Task requirements —
1. In the article below on Devendra Fadnavis, explain why 7 February was the day chosen to sign the smart camera contract with L&T.
2. Return the part of the article below on Devendra Fadnavis starting with "The message the" and going on through "walk the talk.".

Text extract —

Home > opinion > blogs > For Devendra Fadnavis, enemy lies within

Mumbai: On 7 February, Devendra Fadnavis, Bharatiya Janata Party’s (BJP) first chief minister of Maharashtra, signed a contract with Larsen and Toubro Ltd (L&T) to build a network of 6,000 smart cameras in Mumbai at a cost of 800 crore.

The day was carefully chosen. It was 100th day of the Fadnavis government. The previous Congress-Nationalist Congress Party (NCP) government had announced the plan after the 26/11 terror attacks in 2008. The network will alert police authorities about any suspicious activity, person or object and help foil terror attacks, conduct better investigations and tackle regular crime.

The project is critical for the country’s financial capital, which has been a frequent victim of terror attacks. However, the Congress-NCP government dawdled over the contract until it went out of office. The government could not settle on the right technology, fix a project cost or find a vendor with sufficient experience to install such a large network.

The message the 44-year-old Fadnavis wants to send across is clear: The contrast between his government and the previous one. He wants to convey that his government means business. Indeed, a review of the major decisions of the Fadnavis government gives the impression of a man in a hurry, one who wants to walk the talk.

After it assumed office, the Fadnavis government set about increasing the ease of doing business in the state, reducing the number of permissions needed to set up industry from 76 to 19. He cleared development plans for 18 small towns and village clusters located on the outskirts of cities like Mumbai, Pune, Thane, Nagpur and Nashik, which had gathered dust on the desk of previous chief minister Prithviraj Chavan for almost three years. He launched an ambitious scheme to make 5,000 villages in the state drought-free every year. The government also published a draft of the Service Guarantee Act to ensure delivery of 58 government services such as providing land records, caste certificates and driving licences within a stipulated time.

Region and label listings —
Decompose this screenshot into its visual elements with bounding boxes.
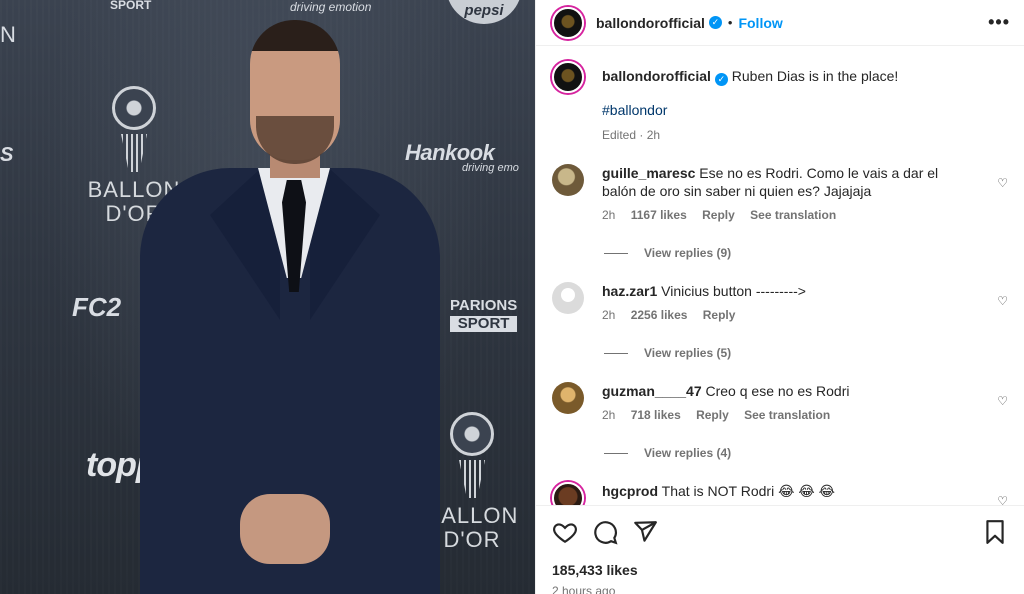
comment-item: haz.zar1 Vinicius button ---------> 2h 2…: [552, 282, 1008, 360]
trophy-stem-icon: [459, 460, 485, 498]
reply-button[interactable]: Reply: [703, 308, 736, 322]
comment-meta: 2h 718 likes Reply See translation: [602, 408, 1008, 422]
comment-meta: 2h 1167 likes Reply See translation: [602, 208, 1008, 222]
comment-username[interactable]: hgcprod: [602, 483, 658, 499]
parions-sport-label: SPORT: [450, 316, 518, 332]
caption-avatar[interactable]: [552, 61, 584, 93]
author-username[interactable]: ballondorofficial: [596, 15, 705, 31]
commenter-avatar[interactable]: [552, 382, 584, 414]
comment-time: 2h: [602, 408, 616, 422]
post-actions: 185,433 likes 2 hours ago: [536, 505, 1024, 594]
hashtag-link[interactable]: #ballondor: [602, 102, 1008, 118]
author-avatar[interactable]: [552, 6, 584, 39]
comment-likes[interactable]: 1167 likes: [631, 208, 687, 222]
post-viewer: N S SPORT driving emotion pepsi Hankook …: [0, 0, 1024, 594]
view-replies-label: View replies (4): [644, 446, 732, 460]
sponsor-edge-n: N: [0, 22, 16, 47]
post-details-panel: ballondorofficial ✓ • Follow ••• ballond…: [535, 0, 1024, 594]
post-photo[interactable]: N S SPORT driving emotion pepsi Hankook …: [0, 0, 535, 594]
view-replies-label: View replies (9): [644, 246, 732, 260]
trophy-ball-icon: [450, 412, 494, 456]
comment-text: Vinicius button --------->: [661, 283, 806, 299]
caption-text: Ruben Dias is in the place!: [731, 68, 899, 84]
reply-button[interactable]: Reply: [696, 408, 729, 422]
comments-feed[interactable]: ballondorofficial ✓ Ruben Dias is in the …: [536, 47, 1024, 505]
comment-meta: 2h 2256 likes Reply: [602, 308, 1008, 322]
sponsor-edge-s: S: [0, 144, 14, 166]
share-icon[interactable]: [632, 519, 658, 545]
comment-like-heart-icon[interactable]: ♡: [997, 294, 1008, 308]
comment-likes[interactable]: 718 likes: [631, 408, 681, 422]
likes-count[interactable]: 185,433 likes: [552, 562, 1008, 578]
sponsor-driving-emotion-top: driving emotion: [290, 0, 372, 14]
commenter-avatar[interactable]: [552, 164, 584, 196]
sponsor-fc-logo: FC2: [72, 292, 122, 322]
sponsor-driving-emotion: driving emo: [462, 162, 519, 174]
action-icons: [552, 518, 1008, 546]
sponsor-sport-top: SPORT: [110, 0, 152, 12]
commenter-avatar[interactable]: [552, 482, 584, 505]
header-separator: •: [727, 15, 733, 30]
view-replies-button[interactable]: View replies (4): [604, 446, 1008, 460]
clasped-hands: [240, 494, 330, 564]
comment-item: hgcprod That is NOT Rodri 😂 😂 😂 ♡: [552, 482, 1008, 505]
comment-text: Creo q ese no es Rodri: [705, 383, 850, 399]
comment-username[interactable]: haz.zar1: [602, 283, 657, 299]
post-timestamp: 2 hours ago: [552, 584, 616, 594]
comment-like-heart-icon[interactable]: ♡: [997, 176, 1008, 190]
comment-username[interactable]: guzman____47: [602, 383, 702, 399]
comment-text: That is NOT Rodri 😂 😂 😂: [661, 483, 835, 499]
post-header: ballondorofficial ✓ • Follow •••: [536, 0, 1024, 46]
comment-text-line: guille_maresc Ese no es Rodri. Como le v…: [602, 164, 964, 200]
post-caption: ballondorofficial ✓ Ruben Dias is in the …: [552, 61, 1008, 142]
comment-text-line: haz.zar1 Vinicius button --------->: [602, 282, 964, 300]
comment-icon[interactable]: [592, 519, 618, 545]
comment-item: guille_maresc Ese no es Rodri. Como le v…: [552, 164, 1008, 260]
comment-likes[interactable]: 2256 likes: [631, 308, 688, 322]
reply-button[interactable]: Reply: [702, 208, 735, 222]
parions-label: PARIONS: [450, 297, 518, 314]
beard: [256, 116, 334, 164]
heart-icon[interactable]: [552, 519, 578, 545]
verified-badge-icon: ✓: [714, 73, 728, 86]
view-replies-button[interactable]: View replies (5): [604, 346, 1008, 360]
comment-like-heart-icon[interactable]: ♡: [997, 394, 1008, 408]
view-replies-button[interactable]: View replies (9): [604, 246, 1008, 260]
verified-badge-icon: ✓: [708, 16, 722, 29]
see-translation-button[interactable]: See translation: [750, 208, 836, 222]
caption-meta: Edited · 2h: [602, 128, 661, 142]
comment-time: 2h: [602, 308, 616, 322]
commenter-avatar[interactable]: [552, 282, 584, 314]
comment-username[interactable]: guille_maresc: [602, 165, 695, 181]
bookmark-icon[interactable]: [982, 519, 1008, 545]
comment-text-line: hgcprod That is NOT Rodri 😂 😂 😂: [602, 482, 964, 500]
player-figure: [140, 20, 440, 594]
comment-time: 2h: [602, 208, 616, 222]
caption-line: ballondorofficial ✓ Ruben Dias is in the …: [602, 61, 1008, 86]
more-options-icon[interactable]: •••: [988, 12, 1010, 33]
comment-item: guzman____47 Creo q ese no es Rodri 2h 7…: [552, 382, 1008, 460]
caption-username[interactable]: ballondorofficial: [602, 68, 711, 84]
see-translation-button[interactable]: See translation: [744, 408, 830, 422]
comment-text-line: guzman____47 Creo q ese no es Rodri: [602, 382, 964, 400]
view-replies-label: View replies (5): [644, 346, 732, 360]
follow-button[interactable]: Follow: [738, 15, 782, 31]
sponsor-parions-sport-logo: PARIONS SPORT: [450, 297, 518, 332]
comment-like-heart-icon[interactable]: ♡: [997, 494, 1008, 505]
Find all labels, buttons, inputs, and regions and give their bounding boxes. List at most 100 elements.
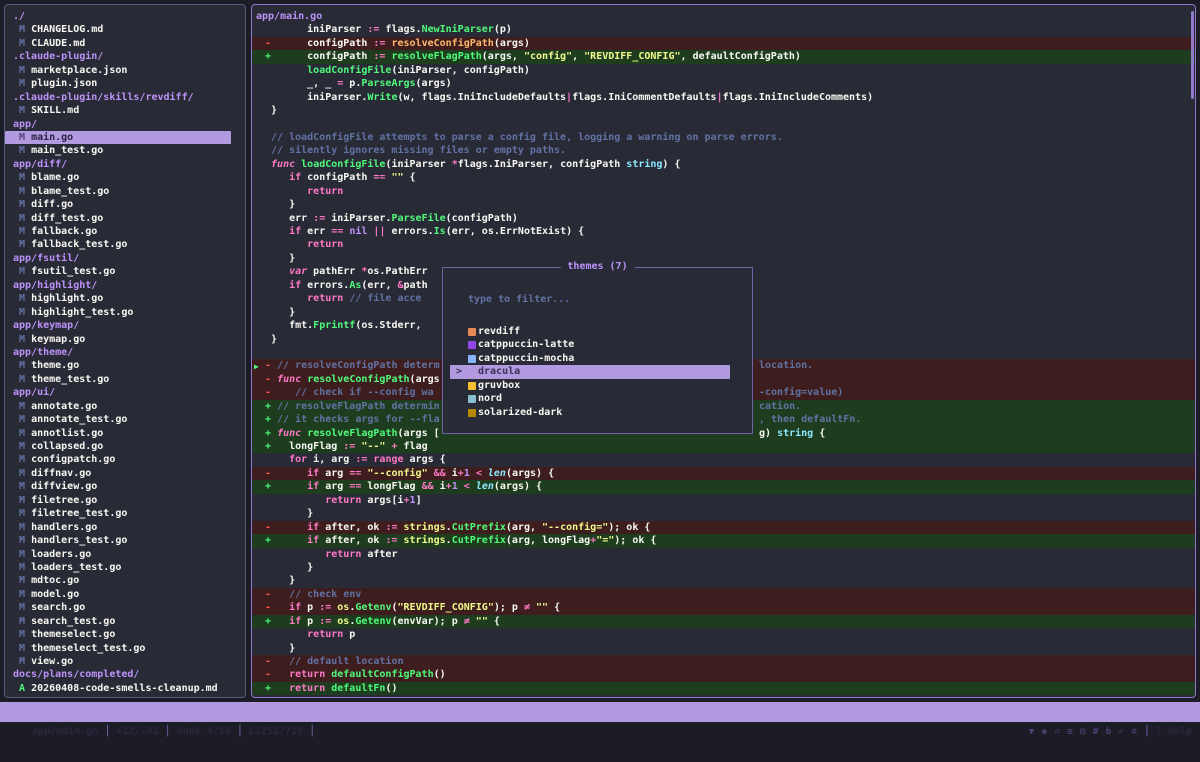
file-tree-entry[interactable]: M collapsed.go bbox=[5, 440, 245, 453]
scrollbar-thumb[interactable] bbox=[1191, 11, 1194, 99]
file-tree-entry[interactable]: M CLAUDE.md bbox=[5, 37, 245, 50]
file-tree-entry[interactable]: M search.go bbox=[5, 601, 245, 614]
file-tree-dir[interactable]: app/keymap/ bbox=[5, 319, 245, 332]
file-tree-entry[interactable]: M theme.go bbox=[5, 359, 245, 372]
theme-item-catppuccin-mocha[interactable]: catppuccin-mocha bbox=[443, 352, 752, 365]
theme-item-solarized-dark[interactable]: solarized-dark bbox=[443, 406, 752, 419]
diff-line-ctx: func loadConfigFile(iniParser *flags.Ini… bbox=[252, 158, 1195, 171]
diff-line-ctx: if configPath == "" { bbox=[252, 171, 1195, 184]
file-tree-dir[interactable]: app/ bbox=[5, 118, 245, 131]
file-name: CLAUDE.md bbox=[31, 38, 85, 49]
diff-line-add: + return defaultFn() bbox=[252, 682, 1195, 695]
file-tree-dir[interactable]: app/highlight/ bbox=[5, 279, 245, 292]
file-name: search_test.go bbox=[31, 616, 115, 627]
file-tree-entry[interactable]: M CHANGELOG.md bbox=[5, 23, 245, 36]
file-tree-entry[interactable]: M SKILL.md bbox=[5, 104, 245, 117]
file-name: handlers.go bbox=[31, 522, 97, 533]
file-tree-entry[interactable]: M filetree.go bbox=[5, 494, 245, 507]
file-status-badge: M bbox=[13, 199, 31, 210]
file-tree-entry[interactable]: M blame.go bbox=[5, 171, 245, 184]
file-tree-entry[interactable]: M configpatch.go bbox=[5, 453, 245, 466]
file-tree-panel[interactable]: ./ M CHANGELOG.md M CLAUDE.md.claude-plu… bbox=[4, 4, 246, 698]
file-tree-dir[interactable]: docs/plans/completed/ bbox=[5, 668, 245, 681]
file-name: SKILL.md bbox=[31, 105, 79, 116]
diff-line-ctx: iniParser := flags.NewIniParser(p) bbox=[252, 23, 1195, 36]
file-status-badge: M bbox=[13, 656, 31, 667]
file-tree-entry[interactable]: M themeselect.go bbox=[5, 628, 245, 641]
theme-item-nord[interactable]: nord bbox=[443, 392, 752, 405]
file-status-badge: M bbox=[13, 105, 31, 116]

Worked answers —
1. 7 February was the 100th day of the Fadnavis government. Signing the contract that day highlighted the contrast with the previous Congress-NCP government, which had announced the plan after the 2008 terror attacks but dawdled over the contract until it went out of office.

2.
The message the 44-year-old Fadnavis wants to send across is clear: The contrast between his government and the previous one. He wants to convey that his government means business. Indeed, a review of the major decisions of the Fadnavis government gives the impression of a man in a hurry, one who wants to walk the talk.